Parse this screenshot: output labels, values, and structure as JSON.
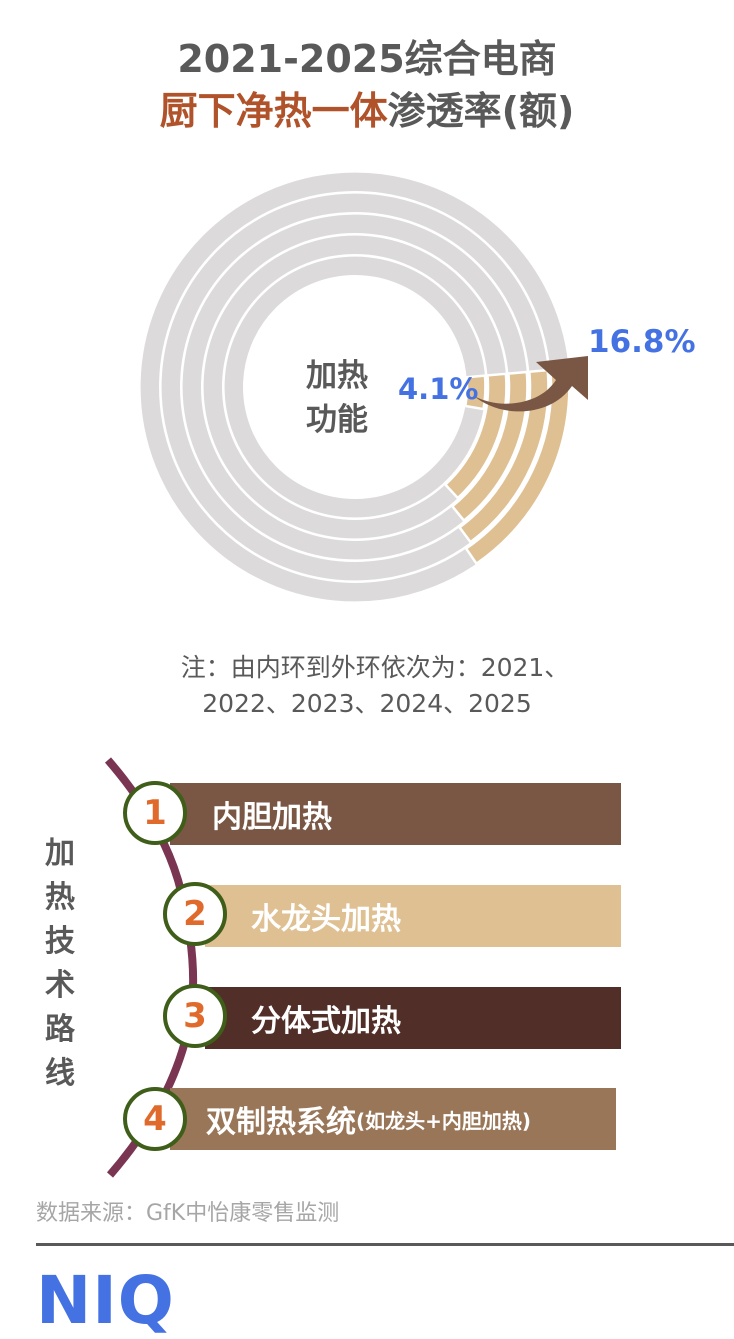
{
  "title": {
    "line1": "2021-2025综合电商",
    "line2_accent": "厨下净热一体",
    "line2_rest": "渗透率(额)"
  },
  "center_label": {
    "line1": "加热",
    "line2": "功能"
  },
  "labels": {
    "start_value": "4.1%",
    "end_value": "16.8%"
  },
  "note": {
    "line1": "注：由内环到外环依次为：2021、",
    "line2": "2022、2023、2024、2025"
  },
  "routes": {
    "vertical_label": [
      "加",
      "热",
      "技",
      "术",
      "路",
      "线"
    ],
    "items": [
      {
        "number": "1",
        "label": "内胆加热",
        "sub": "",
        "color": "#795744"
      },
      {
        "number": "2",
        "label": "水龙头加热",
        "sub": "",
        "color": "#DFC092"
      },
      {
        "number": "3",
        "label": "分体式加热",
        "sub": "",
        "color": "#512E27"
      },
      {
        "number": "4",
        "label": "双制热系统",
        "sub": "(如龙头+内胆加热)",
        "color": "#997658"
      }
    ]
  },
  "source": "数据来源：GfK中怡康零售监测",
  "logo": "NIQ",
  "colors": {
    "ring_bg": "#DCDADB",
    "ring_fill": "#DFC092",
    "arrow": "#795744",
    "value_blue": "#4472E3",
    "title_accent": "#B0532A",
    "route_line": "#7A3552",
    "badge_border": "#3F5E1A",
    "badge_number": "#E06A2C"
  },
  "chart_data": {
    "type": "pie",
    "subtype": "concentric-rings",
    "title": "2021-2025综合电商厨下净热一体渗透率(额)",
    "center_label": "加热功能",
    "series_order_note": "由内环到外环依次为：2021、2022、2023、2024、2025",
    "categories": [
      "2021",
      "2022",
      "2023",
      "2024",
      "2025"
    ],
    "values": [
      4.1,
      14.5,
      15.5,
      16.2,
      16.8
    ],
    "labeled_values": {
      "2021": 4.1,
      "2025": 16.8
    },
    "unit": "%",
    "annotation": "arrow from 4.1% to 16.8%"
  }
}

Task statement
Gather each line of the listing containing the word "由内环到外环依次为" and show it.

Solved problem
    "line1": "注：由内环到外环依次为：2021、",
    "series_order_note": "由内环到外环依次为：2021、2022、2023、2024、2025",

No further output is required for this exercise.